The exercise:
Reproduce each line from the records that holds "Disabled".

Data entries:

● ● ● ● ●

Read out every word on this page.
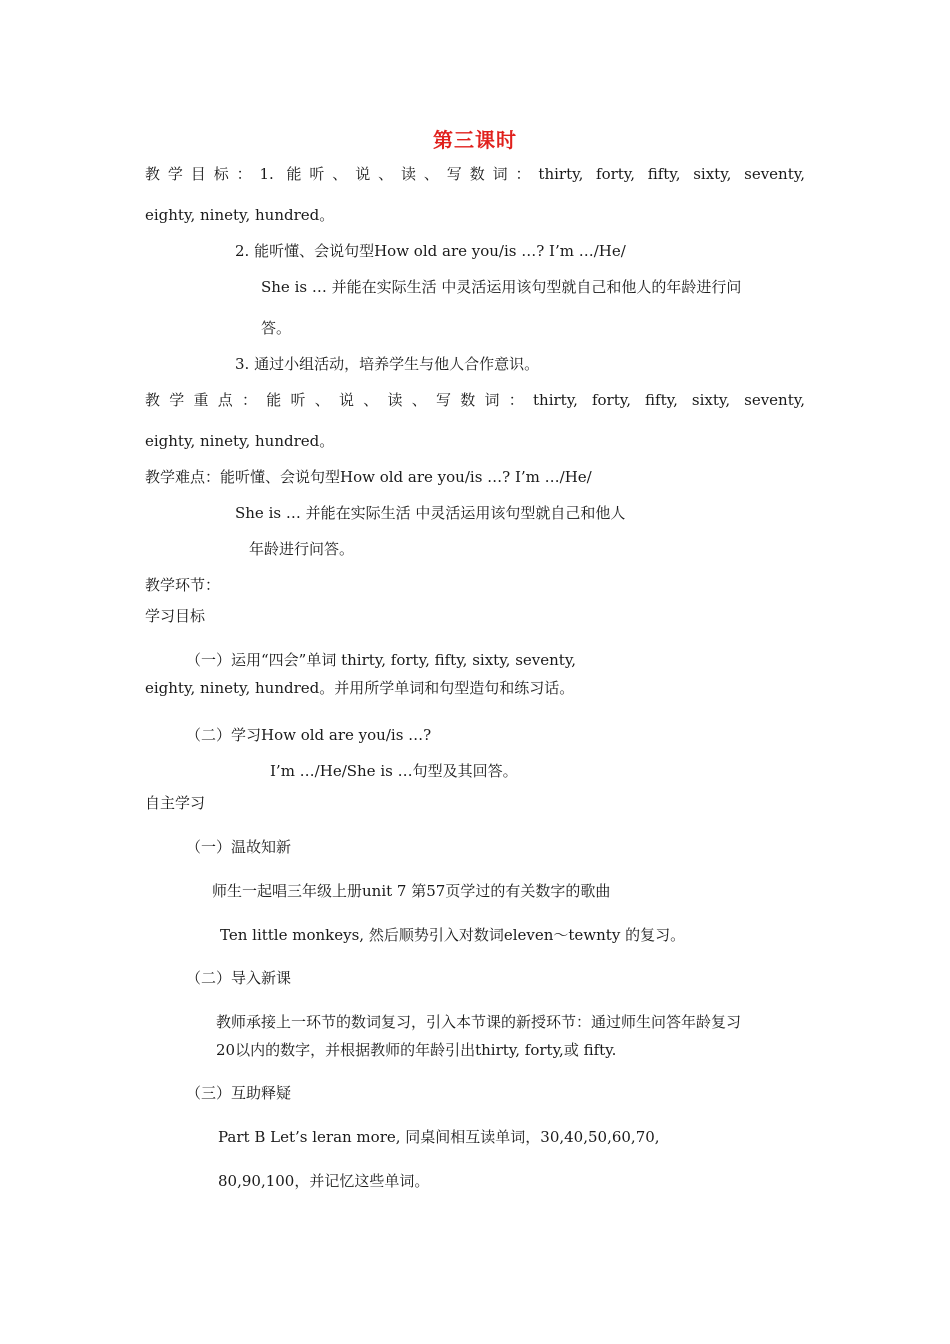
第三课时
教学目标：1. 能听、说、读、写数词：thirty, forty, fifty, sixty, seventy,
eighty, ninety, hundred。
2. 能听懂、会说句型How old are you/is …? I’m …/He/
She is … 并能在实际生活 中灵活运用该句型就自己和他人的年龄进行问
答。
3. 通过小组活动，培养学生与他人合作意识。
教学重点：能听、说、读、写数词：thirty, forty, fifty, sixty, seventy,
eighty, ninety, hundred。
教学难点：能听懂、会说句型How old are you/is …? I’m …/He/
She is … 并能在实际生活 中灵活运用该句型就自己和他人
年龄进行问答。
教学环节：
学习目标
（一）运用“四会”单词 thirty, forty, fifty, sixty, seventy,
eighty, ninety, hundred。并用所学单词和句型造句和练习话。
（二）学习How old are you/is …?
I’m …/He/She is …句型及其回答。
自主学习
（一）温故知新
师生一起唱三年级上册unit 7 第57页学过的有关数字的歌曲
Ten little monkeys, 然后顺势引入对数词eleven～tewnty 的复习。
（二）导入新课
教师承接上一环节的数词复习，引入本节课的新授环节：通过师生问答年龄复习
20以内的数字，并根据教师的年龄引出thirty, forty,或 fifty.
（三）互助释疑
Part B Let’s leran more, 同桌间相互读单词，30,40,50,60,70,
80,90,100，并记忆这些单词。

● ● ● ● ●

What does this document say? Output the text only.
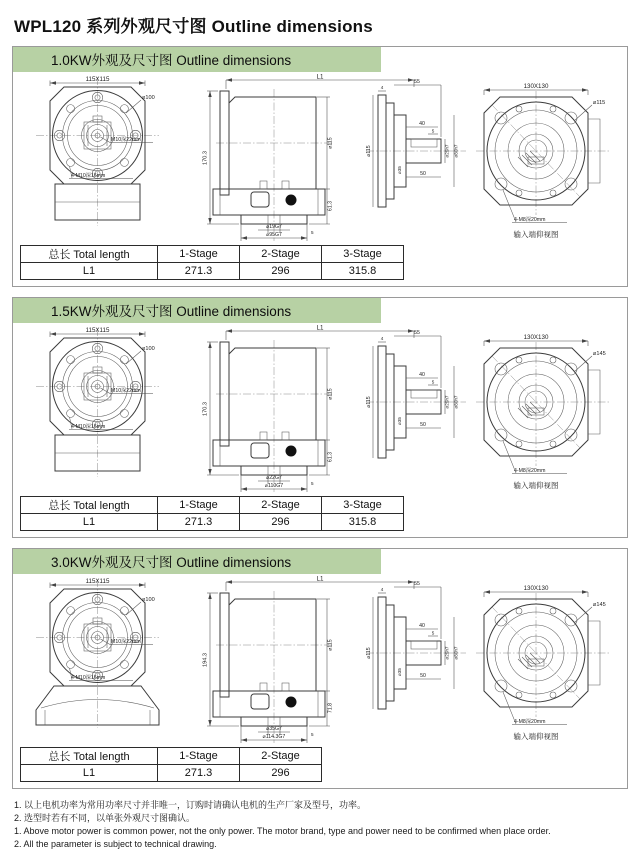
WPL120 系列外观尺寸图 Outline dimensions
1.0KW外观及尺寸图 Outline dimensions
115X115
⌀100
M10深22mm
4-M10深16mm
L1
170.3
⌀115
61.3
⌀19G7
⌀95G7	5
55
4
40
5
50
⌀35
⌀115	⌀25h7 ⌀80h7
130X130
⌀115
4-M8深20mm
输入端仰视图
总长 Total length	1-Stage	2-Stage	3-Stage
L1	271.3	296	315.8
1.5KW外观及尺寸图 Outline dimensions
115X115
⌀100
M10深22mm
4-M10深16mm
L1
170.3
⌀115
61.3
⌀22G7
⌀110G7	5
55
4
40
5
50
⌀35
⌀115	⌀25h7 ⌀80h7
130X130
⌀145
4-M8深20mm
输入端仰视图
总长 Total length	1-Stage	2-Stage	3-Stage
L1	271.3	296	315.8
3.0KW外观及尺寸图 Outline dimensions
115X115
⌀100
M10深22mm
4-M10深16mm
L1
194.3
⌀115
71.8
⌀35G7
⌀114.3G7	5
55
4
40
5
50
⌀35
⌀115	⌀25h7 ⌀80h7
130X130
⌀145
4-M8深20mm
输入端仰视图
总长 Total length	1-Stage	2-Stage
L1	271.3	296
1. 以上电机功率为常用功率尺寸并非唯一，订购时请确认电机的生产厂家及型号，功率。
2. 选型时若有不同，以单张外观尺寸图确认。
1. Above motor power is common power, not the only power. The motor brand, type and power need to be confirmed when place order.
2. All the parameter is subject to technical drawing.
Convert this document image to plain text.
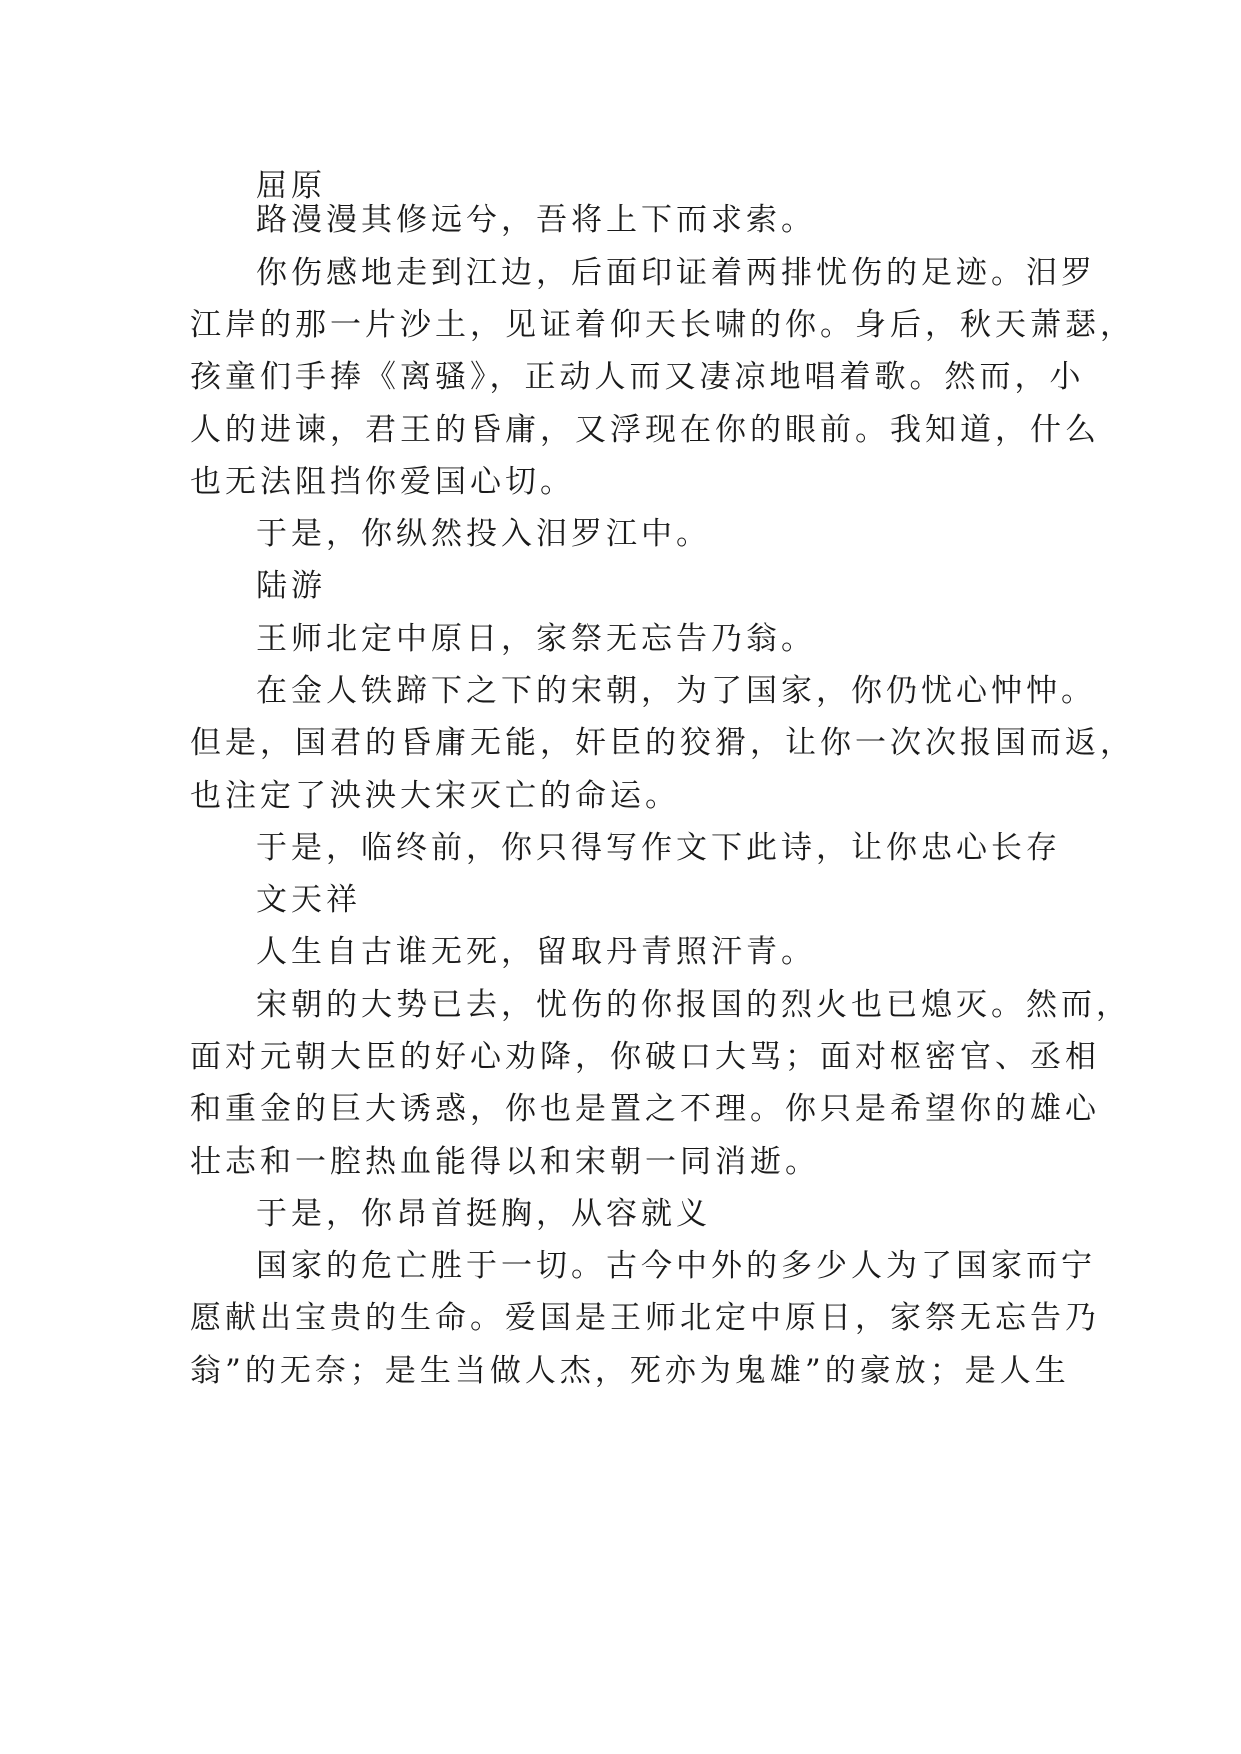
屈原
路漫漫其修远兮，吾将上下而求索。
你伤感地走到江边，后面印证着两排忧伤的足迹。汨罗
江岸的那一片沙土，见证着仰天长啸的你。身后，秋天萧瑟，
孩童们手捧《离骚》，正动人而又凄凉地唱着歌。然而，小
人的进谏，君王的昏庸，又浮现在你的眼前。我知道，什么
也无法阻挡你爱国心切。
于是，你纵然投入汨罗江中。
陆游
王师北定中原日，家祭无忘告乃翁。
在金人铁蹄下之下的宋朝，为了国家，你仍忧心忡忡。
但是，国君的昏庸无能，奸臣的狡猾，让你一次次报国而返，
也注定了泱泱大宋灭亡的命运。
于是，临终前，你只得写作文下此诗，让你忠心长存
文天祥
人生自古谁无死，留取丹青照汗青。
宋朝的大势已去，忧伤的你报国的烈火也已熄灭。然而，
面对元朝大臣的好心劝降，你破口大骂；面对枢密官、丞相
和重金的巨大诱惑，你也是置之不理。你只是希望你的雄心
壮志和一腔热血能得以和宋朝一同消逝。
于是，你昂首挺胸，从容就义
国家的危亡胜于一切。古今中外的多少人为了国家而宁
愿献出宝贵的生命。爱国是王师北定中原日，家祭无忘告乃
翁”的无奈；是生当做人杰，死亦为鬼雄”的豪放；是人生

● ● ● ● ●

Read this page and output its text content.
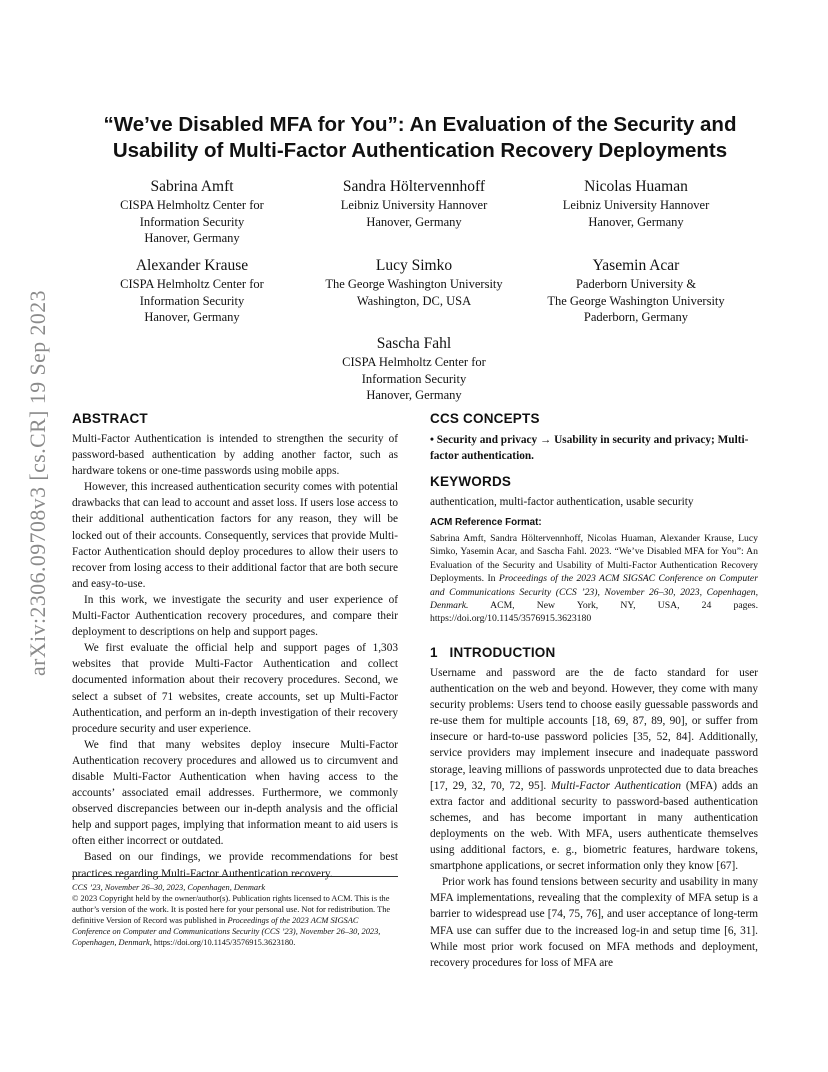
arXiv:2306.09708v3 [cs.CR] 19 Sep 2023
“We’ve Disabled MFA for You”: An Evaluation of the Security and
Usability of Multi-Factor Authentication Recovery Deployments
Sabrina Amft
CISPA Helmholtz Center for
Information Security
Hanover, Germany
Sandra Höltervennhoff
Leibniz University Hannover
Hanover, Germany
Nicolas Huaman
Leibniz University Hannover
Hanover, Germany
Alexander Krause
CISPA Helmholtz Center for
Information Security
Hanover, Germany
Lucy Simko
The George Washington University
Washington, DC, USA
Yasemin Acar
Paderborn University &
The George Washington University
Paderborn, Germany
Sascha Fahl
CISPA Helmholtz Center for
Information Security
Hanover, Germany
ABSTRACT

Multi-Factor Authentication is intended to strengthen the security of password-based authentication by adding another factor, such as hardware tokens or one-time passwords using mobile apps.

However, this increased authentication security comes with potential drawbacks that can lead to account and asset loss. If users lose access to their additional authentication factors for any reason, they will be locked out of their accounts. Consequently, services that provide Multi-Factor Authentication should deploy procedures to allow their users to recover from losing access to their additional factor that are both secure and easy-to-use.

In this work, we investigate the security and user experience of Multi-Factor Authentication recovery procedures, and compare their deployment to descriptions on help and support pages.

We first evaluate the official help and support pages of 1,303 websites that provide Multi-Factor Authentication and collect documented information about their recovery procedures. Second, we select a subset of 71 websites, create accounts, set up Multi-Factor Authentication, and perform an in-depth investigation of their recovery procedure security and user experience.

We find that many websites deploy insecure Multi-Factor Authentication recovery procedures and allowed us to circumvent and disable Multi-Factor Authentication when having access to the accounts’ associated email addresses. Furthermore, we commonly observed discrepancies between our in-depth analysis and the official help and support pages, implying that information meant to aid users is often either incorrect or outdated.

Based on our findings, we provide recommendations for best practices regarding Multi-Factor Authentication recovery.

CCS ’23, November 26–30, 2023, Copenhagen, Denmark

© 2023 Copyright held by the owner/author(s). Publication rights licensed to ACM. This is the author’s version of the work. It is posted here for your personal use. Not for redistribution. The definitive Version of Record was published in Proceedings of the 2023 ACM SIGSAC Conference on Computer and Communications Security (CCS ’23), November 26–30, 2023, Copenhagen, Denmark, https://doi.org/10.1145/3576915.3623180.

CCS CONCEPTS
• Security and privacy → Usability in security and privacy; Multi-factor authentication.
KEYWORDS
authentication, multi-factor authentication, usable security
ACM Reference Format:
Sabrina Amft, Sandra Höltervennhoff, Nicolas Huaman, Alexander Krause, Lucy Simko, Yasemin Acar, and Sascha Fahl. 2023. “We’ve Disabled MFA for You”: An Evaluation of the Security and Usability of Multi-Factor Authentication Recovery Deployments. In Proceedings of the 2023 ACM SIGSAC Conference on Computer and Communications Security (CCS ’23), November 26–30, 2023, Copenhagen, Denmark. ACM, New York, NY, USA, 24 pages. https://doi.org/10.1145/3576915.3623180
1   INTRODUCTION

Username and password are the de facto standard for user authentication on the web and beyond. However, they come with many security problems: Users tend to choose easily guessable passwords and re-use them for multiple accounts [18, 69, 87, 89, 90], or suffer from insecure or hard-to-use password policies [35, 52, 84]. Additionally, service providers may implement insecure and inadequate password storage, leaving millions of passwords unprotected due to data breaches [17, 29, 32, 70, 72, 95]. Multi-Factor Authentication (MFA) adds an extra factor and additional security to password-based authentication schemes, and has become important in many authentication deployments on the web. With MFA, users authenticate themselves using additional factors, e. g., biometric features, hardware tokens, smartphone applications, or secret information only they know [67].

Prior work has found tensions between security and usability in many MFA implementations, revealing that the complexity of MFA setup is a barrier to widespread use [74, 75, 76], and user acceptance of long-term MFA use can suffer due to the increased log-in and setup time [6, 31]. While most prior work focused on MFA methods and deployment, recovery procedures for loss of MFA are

● ● ● ● ●

Solution to the problem:
“We’ve Disabled MFA for You”: An Evaluation of the Security and
Sabrina Amft, Sandra Höltervennhoff, Nicolas Huaman, Alexander Krause, Lucy Simko, Yasemin Acar, and Sascha Fahl. 2023. “We’ve Disabled MFA for You”: An Evaluation of the Security and Usability of Multi-Factor Authentication Recovery Deployments. In Proceedings of the 2023 ACM SIGSAC Conference on Computer and Communications Security (CCS ’23), November 26–30, 2023, Copenhagen, Denmark. ACM, New York, NY, USA, 24 pages. https://doi.org/10.1145/3576915.3623180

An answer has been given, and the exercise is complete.